Exercise task. Each line below should be quoted exactly, please.

"""

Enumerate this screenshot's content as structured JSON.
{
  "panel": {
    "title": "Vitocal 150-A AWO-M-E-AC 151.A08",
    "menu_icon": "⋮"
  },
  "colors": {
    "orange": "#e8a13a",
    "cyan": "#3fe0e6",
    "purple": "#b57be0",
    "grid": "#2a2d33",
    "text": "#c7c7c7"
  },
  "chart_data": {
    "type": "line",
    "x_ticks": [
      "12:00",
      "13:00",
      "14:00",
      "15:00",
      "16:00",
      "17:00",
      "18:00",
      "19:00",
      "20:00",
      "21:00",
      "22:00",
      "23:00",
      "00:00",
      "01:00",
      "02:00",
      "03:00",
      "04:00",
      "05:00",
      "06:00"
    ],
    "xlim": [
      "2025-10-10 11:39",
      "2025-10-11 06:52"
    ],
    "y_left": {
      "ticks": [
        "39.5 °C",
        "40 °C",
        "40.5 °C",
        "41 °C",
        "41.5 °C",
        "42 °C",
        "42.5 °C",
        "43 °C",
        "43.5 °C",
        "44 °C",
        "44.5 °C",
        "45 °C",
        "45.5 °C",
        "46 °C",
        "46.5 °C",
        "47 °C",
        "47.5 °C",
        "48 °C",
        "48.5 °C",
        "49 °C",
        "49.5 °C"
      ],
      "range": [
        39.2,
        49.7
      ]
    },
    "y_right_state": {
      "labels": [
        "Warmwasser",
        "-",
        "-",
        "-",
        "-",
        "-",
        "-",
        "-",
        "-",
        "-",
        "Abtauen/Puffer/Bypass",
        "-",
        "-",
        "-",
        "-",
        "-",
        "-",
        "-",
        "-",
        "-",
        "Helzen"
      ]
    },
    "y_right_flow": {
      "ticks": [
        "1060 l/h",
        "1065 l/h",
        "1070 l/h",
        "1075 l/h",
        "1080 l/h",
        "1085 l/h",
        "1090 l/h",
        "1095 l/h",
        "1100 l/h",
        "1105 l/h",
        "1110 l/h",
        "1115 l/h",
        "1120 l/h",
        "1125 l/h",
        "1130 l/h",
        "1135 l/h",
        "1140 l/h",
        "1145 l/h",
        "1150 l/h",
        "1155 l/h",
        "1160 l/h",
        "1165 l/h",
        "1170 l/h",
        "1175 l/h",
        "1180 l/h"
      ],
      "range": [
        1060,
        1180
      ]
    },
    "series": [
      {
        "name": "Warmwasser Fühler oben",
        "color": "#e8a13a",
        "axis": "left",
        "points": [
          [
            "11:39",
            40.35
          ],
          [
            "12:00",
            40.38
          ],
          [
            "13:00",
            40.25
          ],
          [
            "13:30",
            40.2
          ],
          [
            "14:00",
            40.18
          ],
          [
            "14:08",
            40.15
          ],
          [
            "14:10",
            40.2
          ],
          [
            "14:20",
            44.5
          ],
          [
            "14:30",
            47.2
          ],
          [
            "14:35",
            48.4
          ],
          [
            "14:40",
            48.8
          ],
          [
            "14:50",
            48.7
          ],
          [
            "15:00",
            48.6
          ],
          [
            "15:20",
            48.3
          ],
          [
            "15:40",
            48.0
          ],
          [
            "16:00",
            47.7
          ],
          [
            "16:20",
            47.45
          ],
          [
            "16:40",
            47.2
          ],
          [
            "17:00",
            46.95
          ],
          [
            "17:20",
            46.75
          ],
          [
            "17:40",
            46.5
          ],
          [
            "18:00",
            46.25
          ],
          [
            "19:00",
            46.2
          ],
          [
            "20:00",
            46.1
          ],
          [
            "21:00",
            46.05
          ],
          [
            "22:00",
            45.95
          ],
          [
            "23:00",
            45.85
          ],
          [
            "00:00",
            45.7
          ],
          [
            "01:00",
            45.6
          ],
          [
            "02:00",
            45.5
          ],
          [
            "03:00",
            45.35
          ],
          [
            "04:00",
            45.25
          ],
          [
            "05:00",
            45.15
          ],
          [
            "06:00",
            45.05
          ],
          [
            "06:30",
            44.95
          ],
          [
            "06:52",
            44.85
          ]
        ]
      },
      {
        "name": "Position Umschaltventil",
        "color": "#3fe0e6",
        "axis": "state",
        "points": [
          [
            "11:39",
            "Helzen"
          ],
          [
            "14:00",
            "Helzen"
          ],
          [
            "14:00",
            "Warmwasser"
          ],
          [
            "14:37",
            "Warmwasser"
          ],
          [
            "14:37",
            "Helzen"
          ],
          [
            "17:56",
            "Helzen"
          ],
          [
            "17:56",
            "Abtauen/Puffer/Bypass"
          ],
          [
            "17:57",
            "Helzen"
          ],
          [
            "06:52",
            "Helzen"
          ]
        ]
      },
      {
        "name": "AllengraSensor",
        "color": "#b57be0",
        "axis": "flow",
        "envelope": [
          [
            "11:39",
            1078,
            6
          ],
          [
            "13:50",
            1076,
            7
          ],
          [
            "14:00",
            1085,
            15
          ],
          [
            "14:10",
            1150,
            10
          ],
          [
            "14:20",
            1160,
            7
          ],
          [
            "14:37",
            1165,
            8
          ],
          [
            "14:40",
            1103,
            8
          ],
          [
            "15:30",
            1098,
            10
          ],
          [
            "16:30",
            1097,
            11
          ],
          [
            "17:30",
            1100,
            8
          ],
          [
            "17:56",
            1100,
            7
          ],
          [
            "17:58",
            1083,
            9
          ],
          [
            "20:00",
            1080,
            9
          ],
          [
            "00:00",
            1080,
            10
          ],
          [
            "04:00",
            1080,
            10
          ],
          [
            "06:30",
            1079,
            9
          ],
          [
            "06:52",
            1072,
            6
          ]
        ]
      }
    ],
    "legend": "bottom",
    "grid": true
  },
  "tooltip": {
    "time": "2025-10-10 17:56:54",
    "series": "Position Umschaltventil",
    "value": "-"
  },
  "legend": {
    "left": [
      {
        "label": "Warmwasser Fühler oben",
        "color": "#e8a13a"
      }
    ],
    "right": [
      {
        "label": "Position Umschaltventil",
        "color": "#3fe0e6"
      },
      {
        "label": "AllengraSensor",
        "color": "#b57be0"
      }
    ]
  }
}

"""

Output of the exercise.
Enumerate this screenshot's content as structured JSON.
{
  "panel": {
    "title": "Vitocal 150-A AWO-M-E-AC 151.A08",
    "menu_icon": "⋮"
  },
  "colors": {
    "orange": "#e8a13a",
    "cyan": "#3fe0e6",
    "purple": "#b57be0",
    "grid": "#2a2d33",
    "text": "#c7c7c7"
  },
  "chart_data": {
    "type": "line",
    "x_ticks": [
      "12:00",
      "13:00",
      "14:00",
      "15:00",
      "16:00",
      "17:00",
      "18:00",
      "19:00",
      "20:00",
      "21:00",
      "22:00",
      "23:00",
      "00:00",
      "01:00",
      "02:00",
      "03:00",
      "04:00",
      "05:00",
      "06:00"
    ],
    "xlim": [
      "2025-10-10 11:39",
      "2025-10-11 06:52"
    ],
    "y_left": {
      "ticks": [
        "39.5 °C",
        "40 °C",
        "40.5 °C",
        "41 °C",
        "41.5 °C",
        "42 °C",
        "42.5 °C",
        "43 °C",
        "43.5 °C",
        "44 °C",
        "44.5 °C",
        "45 °C",
        "45.5 °C",
        "46 °C",
        "46.5 °C",
        "47 °C",
        "47.5 °C",
        "48 °C",
        "48.5 °C",
        "49 °C",
        "49.5 °C"
      ],
      "range": [
        39.2,
        49.7
      ]
    },
    "y_right_state": {
      "labels": [
        "Warmwasser",
        "-",
        "-",
        "-",
        "-",
        "-",
        "-",
        "-",
        "-",
        "-",
        "Abtauen/Puffer/Bypass",
        "-",
        "-",
        "-",
        "-",
        "-",
        "-",
        "-",
        "-",
        "-",
        "Helzen"
      ]
    },
    "y_right_flow": {
      "ticks": [
        "1060 l/h",
        "1065 l/h",
        "1070 l/h",
        "1075 l/h",
        "1080 l/h",
        "1085 l/h",
        "1090 l/h",
        "1095 l/h",
        "1100 l/h",
        "1105 l/h",
        "1110 l/h",
        "1115 l/h",
        "1120 l/h",
        "1125 l/h",
        "1130 l/h",
        "1135 l/h",
        "1140 l/h",
        "1145 l/h",
        "1150 l/h",
        "1155 l/h",
        "1160 l/h",
        "1165 l/h",
        "1170 l/h",
        "1175 l/h",
        "1180 l/h"
      ],
      "range": [
        1060,
        1180
      ]
    },
    "series": [
      {
        "name": "Warmwasser Fühler oben",
        "color": "#e8a13a",
        "axis": "left",
        "points": [
          [
            "11:39",
            40.35
          ],
          [
            "12:00",
            40.38
          ],
          [
            "13:00",
            40.25
          ],
          [
            "13:30",
            40.2
          ],
          [
            "14:00",
            40.18
          ],
          [
            "14:08",
            40.15
          ],
          [
            "14:10",
            40.2
          ],
          [
            "14:20",
            44.5
          ],
          [
            "14:30",
            47.2
          ],
          [
            "14:35",
            48.4
          ],
          [
            "14:40",
            48.8
          ],
          [
            "14:50",
            48.7
          ],
          [
            "15:00",
            48.6
          ],
          [
            "15:20",
            48.3
          ],
          [
            "15:40",
            48.0
          ],
          [
            "16:00",
            47.7
          ],
          [
            "16:20",
            47.45
          ],
          [
            "16:40",
            47.2
          ],
          [
            "17:00",
            46.95
          ],
          [
            "17:20",
            46.75
          ],
          [
            "17:40",
            46.5
          ],
          [
            "18:00",
            46.25
          ],
          [
            "19:00",
            46.2
          ],
          [
            "20:00",
            46.1
          ],
          [
            "21:00",
            46.05
          ],
          [
            "22:00",
            45.95
          ],
          [
            "23:00",
            45.85
          ],
          [
            "00:00",
            45.7
          ],
          [
            "01:00",
            45.6
          ],
          [
            "02:00",
            45.5
          ],
          [
            "03:00",
            45.35
          ],
          [
            "04:00",
            45.25
          ],
          [
            "05:00",
            45.15
          ],
          [
            "06:00",
            45.05
          ],
          [
            "06:30",
            44.95
          ],
          [
            "06:52",
            44.85
          ]
        ]
      },
      {
        "name": "Position Umschaltventil",
        "color": "#3fe0e6",
        "axis": "state",
        "points": [
          [
            "11:39",
            "Helzen"
          ],
          [
            "14:00",
            "Helzen"
          ],
          [
            "14:00",
            "Warmwasser"
          ],
          [
            "14:37",
            "Warmwasser"
          ],
          [
            "14:37",
            "Helzen"
          ],
          [
            "17:56",
            "Helzen"
          ],
          [
            "17:56",
            "Abtauen/Puffer/Bypass"
          ],
          [
            "17:57",
            "Helzen"
          ],
          [
            "06:52",
            "Helzen"
          ]
        ]
      },
      {
        "name": "AllengraSensor",
        "color": "#b57be0",
        "axis": "flow",
        "envelope": [
          [
            "11:39",
            1078,
            6
          ],
          [
            "13:50",
            1076,
            7
          ],
          [
            "14:00",
            1085,
            15
          ],
          [
            "14:10",
            1150,
            10
          ],
          [
            "14:20",
            1160,
            7
          ],
          [
            "14:37",
            1165,
            8
          ],
          [
            "14:40",
            1103,
            8
          ],
          [
            "15:30",
            1098,
            10
          ],
          [
            "16:30",
            1097,
            11
          ],
          [
            "17:30",
            1100,
            8
          ],
          [
            "17:56",
            1100,
            7
          ],
          [
            "17:58",
            1083,
            9
          ],
          [
            "20:00",
            1080,
            9
          ],
          [
            "00:00",
            1080,
            10
          ],
          [
            "04:00",
            1080,
            10
          ],
          [
            "06:30",
            1079,
            9
          ],
          [
            "06:52",
            1072,
            6
          ]
        ]
      }
    ],
    "legend": "bottom",
    "grid": true
  },
  "tooltip": {
    "time": "2025-10-10 17:56:54",
    "series": "Position Umschaltventil",
    "value": "-"
  },
  "legend": {
    "left": [
      {
        "label": "Warmwasser Fühler oben",
        "color": "#e8a13a"
      }
    ],
    "right": [
      {
        "label": "Position Umschaltventil",
        "color": "#3fe0e6"
      },
      {
        "label": "AllengraSensor",
        "color": "#b57be0"
      }
    ]
  }
}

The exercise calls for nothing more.